#### INPUT RECORDS
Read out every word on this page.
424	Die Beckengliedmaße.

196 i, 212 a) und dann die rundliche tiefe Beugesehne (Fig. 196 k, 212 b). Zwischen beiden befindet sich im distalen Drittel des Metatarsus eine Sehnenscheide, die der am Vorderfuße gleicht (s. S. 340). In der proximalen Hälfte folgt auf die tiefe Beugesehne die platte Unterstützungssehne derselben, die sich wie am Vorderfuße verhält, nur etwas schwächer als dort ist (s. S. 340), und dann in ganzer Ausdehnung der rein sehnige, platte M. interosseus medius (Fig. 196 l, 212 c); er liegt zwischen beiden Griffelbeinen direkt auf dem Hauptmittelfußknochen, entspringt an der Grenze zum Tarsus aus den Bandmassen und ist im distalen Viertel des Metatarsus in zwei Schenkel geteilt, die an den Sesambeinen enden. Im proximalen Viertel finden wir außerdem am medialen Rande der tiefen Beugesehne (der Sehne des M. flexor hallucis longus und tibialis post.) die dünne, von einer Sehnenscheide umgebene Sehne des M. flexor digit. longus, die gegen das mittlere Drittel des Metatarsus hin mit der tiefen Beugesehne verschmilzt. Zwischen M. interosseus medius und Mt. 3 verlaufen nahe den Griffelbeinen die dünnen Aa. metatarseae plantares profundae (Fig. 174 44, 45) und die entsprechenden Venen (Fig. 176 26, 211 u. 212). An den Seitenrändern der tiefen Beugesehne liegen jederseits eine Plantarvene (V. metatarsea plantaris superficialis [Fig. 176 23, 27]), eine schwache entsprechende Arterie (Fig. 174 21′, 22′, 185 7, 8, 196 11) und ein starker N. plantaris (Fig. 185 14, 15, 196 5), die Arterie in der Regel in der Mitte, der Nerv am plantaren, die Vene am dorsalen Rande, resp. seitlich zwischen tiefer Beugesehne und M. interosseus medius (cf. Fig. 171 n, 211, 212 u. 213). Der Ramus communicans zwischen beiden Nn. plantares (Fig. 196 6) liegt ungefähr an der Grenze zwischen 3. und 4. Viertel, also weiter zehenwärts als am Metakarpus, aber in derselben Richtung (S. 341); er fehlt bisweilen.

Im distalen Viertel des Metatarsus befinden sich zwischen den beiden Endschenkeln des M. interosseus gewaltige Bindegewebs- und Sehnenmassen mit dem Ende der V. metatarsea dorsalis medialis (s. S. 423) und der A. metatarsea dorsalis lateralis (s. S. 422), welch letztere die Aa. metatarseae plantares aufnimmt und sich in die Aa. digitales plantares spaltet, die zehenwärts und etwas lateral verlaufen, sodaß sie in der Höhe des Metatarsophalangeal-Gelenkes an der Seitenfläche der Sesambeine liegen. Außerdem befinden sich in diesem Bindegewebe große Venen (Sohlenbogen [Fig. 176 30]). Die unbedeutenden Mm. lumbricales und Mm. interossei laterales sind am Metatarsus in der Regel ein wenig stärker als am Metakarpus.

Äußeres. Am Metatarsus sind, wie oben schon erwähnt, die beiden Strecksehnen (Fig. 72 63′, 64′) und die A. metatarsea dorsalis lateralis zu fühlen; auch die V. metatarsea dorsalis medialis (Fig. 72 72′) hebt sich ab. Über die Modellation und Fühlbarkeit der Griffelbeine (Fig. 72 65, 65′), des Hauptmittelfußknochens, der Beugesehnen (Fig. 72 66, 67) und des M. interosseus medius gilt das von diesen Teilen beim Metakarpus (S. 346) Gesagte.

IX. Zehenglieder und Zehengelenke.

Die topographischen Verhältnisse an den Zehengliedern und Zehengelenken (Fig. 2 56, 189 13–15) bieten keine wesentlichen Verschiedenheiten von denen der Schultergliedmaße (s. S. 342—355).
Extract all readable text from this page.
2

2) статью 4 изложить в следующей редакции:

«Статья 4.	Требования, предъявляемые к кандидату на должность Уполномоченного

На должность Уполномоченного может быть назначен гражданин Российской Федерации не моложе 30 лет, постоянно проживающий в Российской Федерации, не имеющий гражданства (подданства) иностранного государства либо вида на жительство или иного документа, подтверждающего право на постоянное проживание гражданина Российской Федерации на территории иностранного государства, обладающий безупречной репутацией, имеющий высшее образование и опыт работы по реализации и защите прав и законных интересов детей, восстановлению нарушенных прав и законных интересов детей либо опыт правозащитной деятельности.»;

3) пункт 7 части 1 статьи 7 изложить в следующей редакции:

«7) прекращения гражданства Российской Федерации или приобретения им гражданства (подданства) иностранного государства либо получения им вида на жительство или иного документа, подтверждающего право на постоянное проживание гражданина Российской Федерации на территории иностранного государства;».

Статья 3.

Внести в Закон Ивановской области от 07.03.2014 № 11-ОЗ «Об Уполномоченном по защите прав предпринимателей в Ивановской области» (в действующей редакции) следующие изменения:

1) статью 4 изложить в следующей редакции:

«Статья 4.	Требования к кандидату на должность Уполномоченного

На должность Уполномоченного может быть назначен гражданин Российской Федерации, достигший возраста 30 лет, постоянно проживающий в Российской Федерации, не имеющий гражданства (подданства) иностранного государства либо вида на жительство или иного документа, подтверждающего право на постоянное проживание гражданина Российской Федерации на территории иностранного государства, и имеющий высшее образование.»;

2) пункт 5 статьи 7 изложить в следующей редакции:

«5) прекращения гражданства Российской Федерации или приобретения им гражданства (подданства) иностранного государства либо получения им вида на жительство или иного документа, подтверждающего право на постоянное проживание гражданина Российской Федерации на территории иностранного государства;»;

#### WHAT TO DO
Set down the material above again, word for word.

#### RESULT OF THIS TASK
Read out every word on this page.
424	Die Beckengliedmaße.

196 i, 212 a) und dann die rundliche tiefe Beugesehne (Fig. 196 k, 212 b). Zwischen beiden befindet sich im distalen Drittel des Metatarsus eine Sehnenscheide, die der am Vorderfuße gleicht (s. S. 340). In der proximalen Hälfte folgt auf die tiefe Beugesehne die platte Unterstützungssehne derselben, die sich wie am Vorderfuße verhält, nur etwas schwächer als dort ist (s. S. 340), und dann in ganzer Ausdehnung der rein sehnige, platte M. interosseus medius (Fig. 196 l, 212 c); er liegt zwischen beiden Griffelbeinen direkt auf dem Hauptmittelfußknochen, entspringt an der Grenze zum Tarsus aus den Bandmassen und ist im distalen Viertel des Metatarsus in zwei Schenkel geteilt, die an den Sesambeinen enden. Im proximalen Viertel finden wir außerdem am medialen Rande der tiefen Beugesehne (der Sehne des M. flexor hallucis longus und tibialis post.) die dünne, von einer Sehnenscheide umgebene Sehne des M. flexor digit. longus, die gegen das mittlere Drittel des Metatarsus hin mit der tiefen Beugesehne verschmilzt. Zwischen M. interosseus medius und Mt. 3 verlaufen nahe den Griffelbeinen die dünnen Aa. metatarseae plantares profundae (Fig. 174 44, 45) und die entsprechenden Venen (Fig. 176 26, 211 u. 212). An den Seitenrändern der tiefen Beugesehne liegen jederseits eine Plantarvene (V. metatarsea plantaris superficialis [Fig. 176 23, 27]), eine schwache entsprechende Arterie (Fig. 174 21′, 22′, 185 7, 8, 196 11) und ein starker N. plantaris (Fig. 185 14, 15, 196 5), die Arterie in der Regel in der Mitte, der Nerv am plantaren, die Vene am dorsalen Rande, resp. seitlich zwischen tiefer Beugesehne und M. interosseus medius (cf. Fig. 171 n, 211, 212 u. 213). Der Ramus communicans zwischen beiden Nn. plantares (Fig. 196 6) liegt ungefähr an der Grenze zwischen 3. und 4. Viertel, also weiter zehenwärts als am Metakarpus, aber in derselben Richtung (S. 341); er fehlt bisweilen.

Im distalen Viertel des Metatarsus befinden sich zwischen den beiden Endschenkeln des M. interosseus gewaltige Bindegewebs- und Sehnenmassen mit dem Ende der V. metatarsea dorsalis medialis (s. S. 423) und der A. metatarsea dorsalis lateralis (s. S. 422), welch letztere die Aa. metatarseae plantares aufnimmt und sich in die Aa. digitales plantares spaltet, die zehenwärts und etwas lateral verlaufen, sodaß sie in der Höhe des Metatarsophalangeal-Gelenkes an der Seitenfläche der Sesambeine liegen. Außerdem befinden sich in diesem Bindegewebe große Venen (Sohlenbogen [Fig. 176 30]). Die unbedeutenden Mm. lumbricales und Mm. interossei laterales sind am Metatarsus in der Regel ein wenig stärker als am Metakarpus.

Äußeres. Am Metatarsus sind, wie oben schon erwähnt, die beiden Strecksehnen (Fig. 72 63′, 64′) und die A. metatarsea dorsalis lateralis zu fühlen; auch die V. metatarsea dorsalis medialis (Fig. 72 72′) hebt sich ab. Über die Modellation und Fühlbarkeit der Griffelbeine (Fig. 72 65, 65′), des Hauptmittelfußknochens, der Beugesehnen (Fig. 72 66, 67) und des M. interosseus medius gilt das von diesen Teilen beim Metakarpus (S. 346) Gesagte.

IX. Zehenglieder und Zehengelenke.

Die topographischen Verhältnisse an den Zehengliedern und Zehengelenken (Fig. 2 56, 189 13–15) bieten keine wesentlichen Verschiedenheiten von denen der Schultergliedmaße (s. S. 342—355).
Extract all readable text from this page.
2

2) статью 4 изложить в следующей редакции:

«Статья 4.	Требования, предъявляемые к кандидату на должность Уполномоченного

На должность Уполномоченного может быть назначен гражданин Российской Федерации не моложе 30 лет, постоянно проживающий в Российской Федерации, не имеющий гражданства (подданства) иностранного государства либо вида на жительство или иного документа, подтверждающего право на постоянное проживание гражданина Российской Федерации на территории иностранного государства, обладающий безупречной репутацией, имеющий высшее образование и опыт работы по реализации и защите прав и законных интересов детей, восстановлению нарушенных прав и законных интересов детей либо опыт правозащитной деятельности.»;

3) пункт 7 части 1 статьи 7 изложить в следующей редакции:

«7) прекращения гражданства Российской Федерации или приобретения им гражданства (подданства) иностранного государства либо получения им вида на жительство или иного документа, подтверждающего право на постоянное проживание гражданина Российской Федерации на территории иностранного государства;».

Статья 3.

Внести в Закон Ивановской области от 07.03.2014 № 11-ОЗ «Об Уполномоченном по защите прав предпринимателей в Ивановской области» (в действующей редакции) следующие изменения:

1) статью 4 изложить в следующей редакции:

«Статья 4.	Требования к кандидату на должность Уполномоченного

На должность Уполномоченного может быть назначен гражданин Российской Федерации, достигший возраста 30 лет, постоянно проживающий в Российской Федерации, не имеющий гражданства (подданства) иностранного государства либо вида на жительство или иного документа, подтверждающего право на постоянное проживание гражданина Российской Федерации на территории иностранного государства, и имеющий высшее образование.»;

2) пункт 5 статьи 7 изложить в следующей редакции:

«5) прекращения гражданства Российской Федерации или приобретения им гражданства (подданства) иностранного государства либо получения им вида на жительство или иного документа, подтверждающего право на постоянное проживание гражданина Российской Федерации на территории иностранного государства;»;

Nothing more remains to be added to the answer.